### What this task involves
Return each line containing "Duration".
Entries supplied start
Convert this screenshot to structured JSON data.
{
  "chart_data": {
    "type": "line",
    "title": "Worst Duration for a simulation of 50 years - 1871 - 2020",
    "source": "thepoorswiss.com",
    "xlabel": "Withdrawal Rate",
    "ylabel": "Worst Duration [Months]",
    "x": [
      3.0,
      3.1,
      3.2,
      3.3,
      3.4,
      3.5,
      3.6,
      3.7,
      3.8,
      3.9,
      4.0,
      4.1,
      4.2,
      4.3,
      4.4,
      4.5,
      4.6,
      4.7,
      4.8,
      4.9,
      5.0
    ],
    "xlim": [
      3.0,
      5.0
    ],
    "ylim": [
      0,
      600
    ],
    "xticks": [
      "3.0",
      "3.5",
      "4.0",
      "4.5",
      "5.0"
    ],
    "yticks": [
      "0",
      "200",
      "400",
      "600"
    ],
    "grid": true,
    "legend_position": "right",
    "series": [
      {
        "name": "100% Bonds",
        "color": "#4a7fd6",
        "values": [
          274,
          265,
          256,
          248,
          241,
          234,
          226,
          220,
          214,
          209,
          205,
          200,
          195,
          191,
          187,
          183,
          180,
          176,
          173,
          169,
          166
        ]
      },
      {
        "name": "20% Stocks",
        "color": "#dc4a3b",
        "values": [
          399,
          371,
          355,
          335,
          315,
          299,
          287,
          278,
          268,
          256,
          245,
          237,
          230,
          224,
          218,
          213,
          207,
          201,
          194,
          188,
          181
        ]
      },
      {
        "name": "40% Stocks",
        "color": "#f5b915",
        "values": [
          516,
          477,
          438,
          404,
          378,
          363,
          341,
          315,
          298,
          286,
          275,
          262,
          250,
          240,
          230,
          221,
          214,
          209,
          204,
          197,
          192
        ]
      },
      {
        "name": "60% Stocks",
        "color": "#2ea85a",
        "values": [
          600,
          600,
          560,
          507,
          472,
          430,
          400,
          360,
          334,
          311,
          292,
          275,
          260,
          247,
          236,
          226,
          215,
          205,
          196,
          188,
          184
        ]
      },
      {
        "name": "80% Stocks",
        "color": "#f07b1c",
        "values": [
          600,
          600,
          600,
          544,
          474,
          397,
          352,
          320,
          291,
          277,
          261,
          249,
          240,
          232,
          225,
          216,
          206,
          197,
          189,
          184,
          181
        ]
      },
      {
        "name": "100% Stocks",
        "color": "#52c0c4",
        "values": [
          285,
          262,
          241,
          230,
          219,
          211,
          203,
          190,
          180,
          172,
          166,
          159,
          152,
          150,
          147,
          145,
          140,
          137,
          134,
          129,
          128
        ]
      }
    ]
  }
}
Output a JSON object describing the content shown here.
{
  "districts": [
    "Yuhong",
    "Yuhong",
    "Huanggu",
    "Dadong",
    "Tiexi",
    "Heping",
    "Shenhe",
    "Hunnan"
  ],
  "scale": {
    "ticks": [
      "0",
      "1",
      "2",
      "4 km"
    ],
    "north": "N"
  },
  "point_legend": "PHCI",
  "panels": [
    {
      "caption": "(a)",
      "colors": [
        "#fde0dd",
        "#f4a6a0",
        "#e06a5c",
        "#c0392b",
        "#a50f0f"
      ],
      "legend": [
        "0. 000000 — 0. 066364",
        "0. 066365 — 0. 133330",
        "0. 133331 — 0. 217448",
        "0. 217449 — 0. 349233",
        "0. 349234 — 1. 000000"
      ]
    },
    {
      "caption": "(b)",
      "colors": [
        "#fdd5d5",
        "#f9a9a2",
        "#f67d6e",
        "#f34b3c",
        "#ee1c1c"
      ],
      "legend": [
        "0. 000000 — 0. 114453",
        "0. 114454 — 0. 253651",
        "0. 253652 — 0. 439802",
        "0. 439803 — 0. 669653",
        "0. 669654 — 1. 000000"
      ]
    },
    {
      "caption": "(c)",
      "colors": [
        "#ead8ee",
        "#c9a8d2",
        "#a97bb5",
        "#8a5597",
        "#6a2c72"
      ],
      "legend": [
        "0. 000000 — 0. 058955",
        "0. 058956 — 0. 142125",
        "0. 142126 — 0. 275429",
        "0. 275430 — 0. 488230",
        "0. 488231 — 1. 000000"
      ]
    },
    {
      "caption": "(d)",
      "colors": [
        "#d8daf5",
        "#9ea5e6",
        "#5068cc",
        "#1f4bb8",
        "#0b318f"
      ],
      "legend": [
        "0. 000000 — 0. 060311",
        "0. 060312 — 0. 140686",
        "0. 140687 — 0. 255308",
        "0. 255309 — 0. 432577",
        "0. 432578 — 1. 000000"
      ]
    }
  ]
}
Entries supplied end
### The completed task
    "title": "Worst Duration for a simulation of 50 years - 1871 - 2020",
    "ylabel": "Worst Duration [Months]",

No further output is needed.